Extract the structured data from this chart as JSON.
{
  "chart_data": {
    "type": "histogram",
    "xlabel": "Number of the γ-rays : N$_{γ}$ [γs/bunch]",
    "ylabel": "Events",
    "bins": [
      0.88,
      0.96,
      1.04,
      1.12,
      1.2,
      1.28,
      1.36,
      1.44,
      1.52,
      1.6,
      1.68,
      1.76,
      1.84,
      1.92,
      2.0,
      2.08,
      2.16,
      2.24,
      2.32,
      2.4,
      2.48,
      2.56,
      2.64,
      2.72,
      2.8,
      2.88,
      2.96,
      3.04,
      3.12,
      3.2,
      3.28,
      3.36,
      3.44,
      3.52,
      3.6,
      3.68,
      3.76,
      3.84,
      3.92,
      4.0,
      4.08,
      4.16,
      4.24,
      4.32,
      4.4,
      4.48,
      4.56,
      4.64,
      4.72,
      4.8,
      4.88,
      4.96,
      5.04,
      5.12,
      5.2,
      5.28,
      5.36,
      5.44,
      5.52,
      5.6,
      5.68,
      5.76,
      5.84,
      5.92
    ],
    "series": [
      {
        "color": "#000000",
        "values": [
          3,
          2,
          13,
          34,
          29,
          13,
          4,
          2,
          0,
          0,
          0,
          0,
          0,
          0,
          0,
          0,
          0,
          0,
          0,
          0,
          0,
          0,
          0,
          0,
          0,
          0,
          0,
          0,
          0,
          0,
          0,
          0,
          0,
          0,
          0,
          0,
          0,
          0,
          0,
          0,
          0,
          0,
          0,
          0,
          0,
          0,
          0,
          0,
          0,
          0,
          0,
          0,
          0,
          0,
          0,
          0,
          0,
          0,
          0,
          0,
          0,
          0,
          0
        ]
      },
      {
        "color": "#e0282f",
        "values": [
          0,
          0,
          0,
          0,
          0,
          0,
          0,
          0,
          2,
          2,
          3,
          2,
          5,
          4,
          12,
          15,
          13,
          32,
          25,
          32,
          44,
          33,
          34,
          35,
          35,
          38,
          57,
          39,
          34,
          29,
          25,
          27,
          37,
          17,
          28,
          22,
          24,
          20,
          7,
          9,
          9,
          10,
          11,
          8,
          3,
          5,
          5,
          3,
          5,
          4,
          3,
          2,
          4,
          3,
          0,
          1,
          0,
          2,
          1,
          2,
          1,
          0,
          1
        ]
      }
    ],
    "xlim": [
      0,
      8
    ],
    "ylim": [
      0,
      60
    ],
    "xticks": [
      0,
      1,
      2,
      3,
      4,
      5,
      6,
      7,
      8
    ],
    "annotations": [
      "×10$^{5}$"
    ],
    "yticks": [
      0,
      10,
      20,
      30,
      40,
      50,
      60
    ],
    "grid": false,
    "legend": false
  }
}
──────────
(EXERCISE PROMPT) Copy out the data shown above without altering anything.

(RESULT OF THIS EXERCISE)
Extract the structured data from this chart as JSON.
{
  "chart_data": {
    "type": "histogram",
    "xlabel": "Number of the γ-rays : N$_{γ}$ [γs/bunch]",
    "ylabel": "Events",
    "bins": [
      0.88,
      0.96,
      1.04,
      1.12,
      1.2,
      1.28,
      1.36,
      1.44,
      1.52,
      1.6,
      1.68,
      1.76,
      1.84,
      1.92,
      2.0,
      2.08,
      2.16,
      2.24,
      2.32,
      2.4,
      2.48,
      2.56,
      2.64,
      2.72,
      2.8,
      2.88,
      2.96,
      3.04,
      3.12,
      3.2,
      3.28,
      3.36,
      3.44,
      3.52,
      3.6,
      3.68,
      3.76,
      3.84,
      3.92,
      4.0,
      4.08,
      4.16,
      4.24,
      4.32,
      4.4,
      4.48,
      4.56,
      4.64,
      4.72,
      4.8,
      4.88,
      4.96,
      5.04,
      5.12,
      5.2,
      5.28,
      5.36,
      5.44,
      5.52,
      5.6,
      5.68,
      5.76,
      5.84,
      5.92
    ],
    "series": [
      {
        "color": "#000000",
        "values": [
          3,
          2,
          13,
          34,
          29,
          13,
          4,
          2,
          0,
          0,
          0,
          0,
          0,
          0,
          0,
          0,
          0,
          0,
          0,
          0,
          0,
          0,
          0,
          0,
          0,
          0,
          0,
          0,
          0,
          0,
          0,
          0,
          0,
          0,
          0,
          0,
          0,
          0,
          0,
          0,
          0,
          0,
          0,
          0,
          0,
          0,
          0,
          0,
          0,
          0,
          0,
          0,
          0,
          0,
          0,
          0,
          0,
          0,
          0,
          0,
          0,
          0,
          0
        ]
      },
      {
        "color": "#e0282f",
        "values": [
          0,
          0,
          0,
          0,
          0,
          0,
          0,
          0,
          2,
          2,
          3,
          2,
          5,
          4,
          12,
          15,
          13,
          32,
          25,
          32,
          44,
          33,
          34,
          35,
          35,
          38,
          57,
          39,
          34,
          29,
          25,
          27,
          37,
          17,
          28,
          22,
          24,
          20,
          7,
          9,
          9,
          10,
          11,
          8,
          3,
          5,
          5,
          3,
          5,
          4,
          3,
          2,
          4,
          3,
          0,
          1,
          0,
          2,
          1,
          2,
          1,
          0,
          1
        ]
      }
    ],
    "xlim": [
      0,
      8
    ],
    "ylim": [
      0,
      60
    ],
    "xticks": [
      0,
      1,
      2,
      3,
      4,
      5,
      6,
      7,
      8
    ],
    "annotations": [
      "×10$^{5}$"
    ],
    "yticks": [
      0,
      10,
      20,
      30,
      40,
      50,
      60
    ],
    "grid": false,
    "legend": false
  }
}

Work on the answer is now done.